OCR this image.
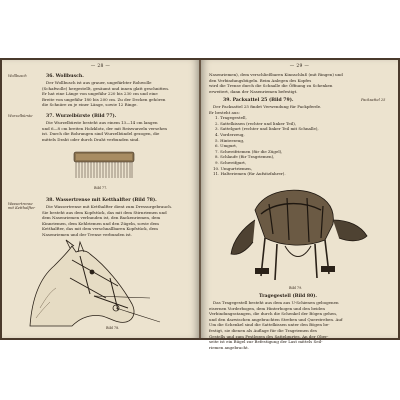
— 28 —
Wollbusch
Wurzelbürste
Wassertrense mit Ketthalfter
36. Wollbusch.
Der Wollbusch ist aus grauer, ungefärbter Rohwolle
(Schafwolle) hergestellt, gesäumt und innen glatt geschnitten.
Er hat eine Länge von ungefähr 220 bis 230 cm und eine
Breite von ungefähr 180 bis 200 cm. Zu der Decken gehören
die Schnüre zu je einer Länge, sowie 12 Ringe.
37. Wurzelbürste (Bild 77).
Die Wurzelbürste besteht aus einem 13—14 cm langen
und 6—8 cm breiten Holzklotz, der mit Reiswurzeln versehen
ist. Durch die Bohrungen sind Wurzelbündel gezogen, die
mittels Draht oder durch Draht verbunden sind.
Bild 77.
38. Wassertrense mit Ketthalfter (Bild 78).
Die Wassertrense mit Ketthalfter dient zum Dressurgebrauch.
Sie besteht aus dem Kopfstück, das mit dem Stirnriemen und
dem Nasenriemen verbunden ist, den Backenriemen, dem
Kinnriemen, dem Kehlriemen und den Zügeln, sowie dem
Ketthalfter, das mit dem verschnallbaren Kopfstück, dem
Nasenriemen und der Trense verbunden ist.
Bild 78.
— 29 —
Packsattel 25
Nasenriemen), dem verschließbaren Kinnschluß (mit Ringen) und
den Verbindungsbügeln. Beim Anlegen des Kopfes
wird die Trense durch die Schnalle die Öffnung zu Schenken
erweitert, dann der Nasenriemen befestigt.
39. Packsattel 25 (Bild 79).
Der Packsattel 25 findet Verwendung für Packpferde.
Er besteht aus:
1. Tragegestell,
2. Sattelkissen (rechter und linker Teil),
3. Sattelgurt (rechter und linker Teil mit Schnalle),
4. Vorderzeug,
5. Hinterzeug,
6. Umgurt,
7. Schweifriemen (für die Zügel),
8. Schlaufe (für Tragriemen),
9. Schweifgurt,
10. Umgurtriemen,
11. Halteriemen (für Aufsitzfahrer).
Bild 79.
Tragegestell (Bild 80).
Das Tragegestell besteht aus dem aus U-Schienen gebogenen
eisernen Vorderbogen, dem Hinterbogen und den beiden
Verbindungsstangen, die durch die Schenkel der Bögen gehen,
und den dazwischen angebrachten Streben und Querstreben. Auf
Um die Schenkel sind die Sattelkissen unter den Bögen be-
festigt, sie dienen als Auflage für die Tragriemen des
Gestells und zum Festlegen des Sattelgurtes. An der Ober-
seite ist ein Bügel zur Befestigung der Last mittels Seil-
riemen angebracht.
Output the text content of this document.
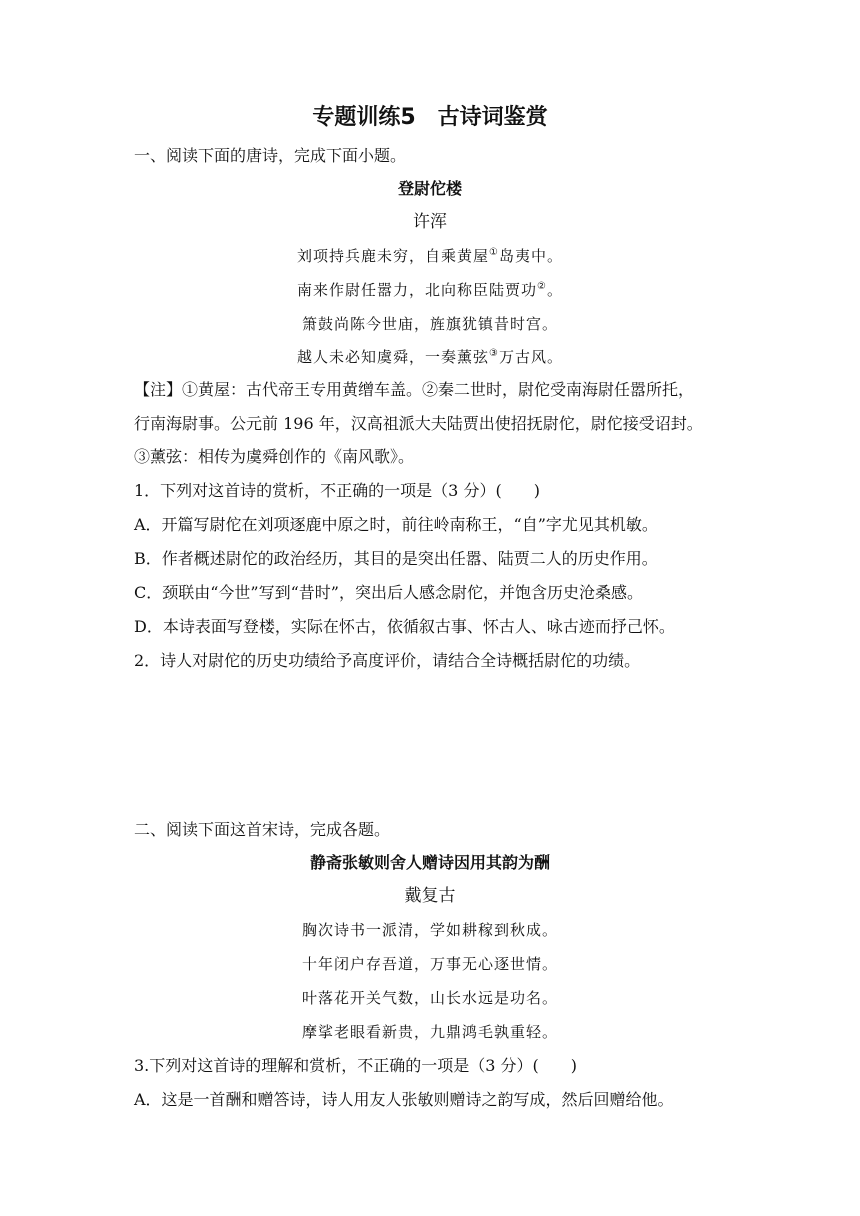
专题训练5　古诗词鉴赏
一、阅读下面的唐诗，完成下面小题。
登尉佗楼
许浑
刘项持兵鹿未穷，自乘黄屋①岛夷中。
南来作尉任嚣力，北向称臣陆贾功②。
箫鼓尚陈今世庙，旌旗犹镇昔时宫。
越人未必知虞舜，一奏薰弦③万古风。
【注】①黄屋：古代帝王专用黄缯车盖。②秦二世时，尉佗受南海尉任嚣所托，
行南海尉事。公元前 196 年，汉高祖派大夫陆贾出使招抚尉佗，尉佗接受诏封。
③薰弦：相传为虞舜创作的《南风歌》。
1．下列对这首诗的赏析，不正确的一项是（3 分）(　　)
A．开篇写尉佗在刘项逐鹿中原之时，前往岭南称王，“自”字尤见其机敏。
B．作者概述尉佗的政治经历，其目的是突出任嚣、陆贾二人的历史作用。
C．颈联由“今世”写到“昔时”，突出后人感念尉佗，并饱含历史沧桑感。
D．本诗表面写登楼，实际在怀古，依循叙古事、怀古人、咏古迹而抒己怀。
2．诗人对尉佗的历史功绩给予高度评价，请结合全诗概括尉佗的功绩。
二、阅读下面这首宋诗，完成各题。
静斋张敏则舍人赠诗因用其韵为酬
戴复古
胸次诗书一派清，学如耕稼到秋成。
十年闭户存吾道，万事无心逐世情。
叶落花开关气数，山长水远是功名。
摩挲老眼看新贵，九鼎鸿毛孰重轻。
3.下列对这首诗的理解和赏析，不正确的一项是（3 分）(　　)
A．这是一首酬和赠答诗，诗人用友人张敏则赠诗之韵写成，然后回赠给他。
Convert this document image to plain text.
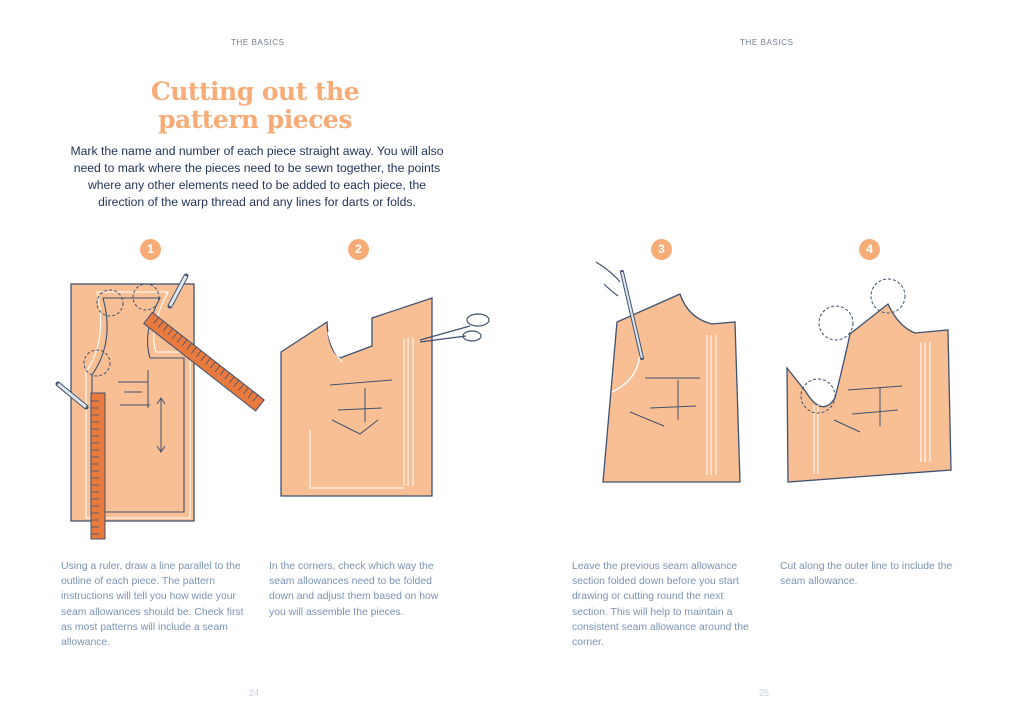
THE BASICS	THE BASICS
Cutting out the
pattern pieces
Mark the name and number of each piece straight away. You will also need to mark where the pieces need to be sewn together, the points where any other elements need to be added to each piece, the direction of the warp thread and any lines for darts or folds.
1	2	3	4
Using a ruler, draw a line parallel to the outline of each piece. The pattern instructions will tell you how wide your seam allowances should be. Check first as most patterns will include a seam allowance.
In the corners, check which way the seam allowances need to be folded down and adjust them based on how you will assemble the pieces.
Leave the previous seam allowance section folded down before you start drawing or cutting round the next section. This will help to maintain a consistent seam allowance around the corner.
Cut along the outer line to include the seam allowance.
24	25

REQUIRED TASK — What is the number of lines above that contain the string "sind"? Answer with the number alone.

EXERCISE RESPONSE — 3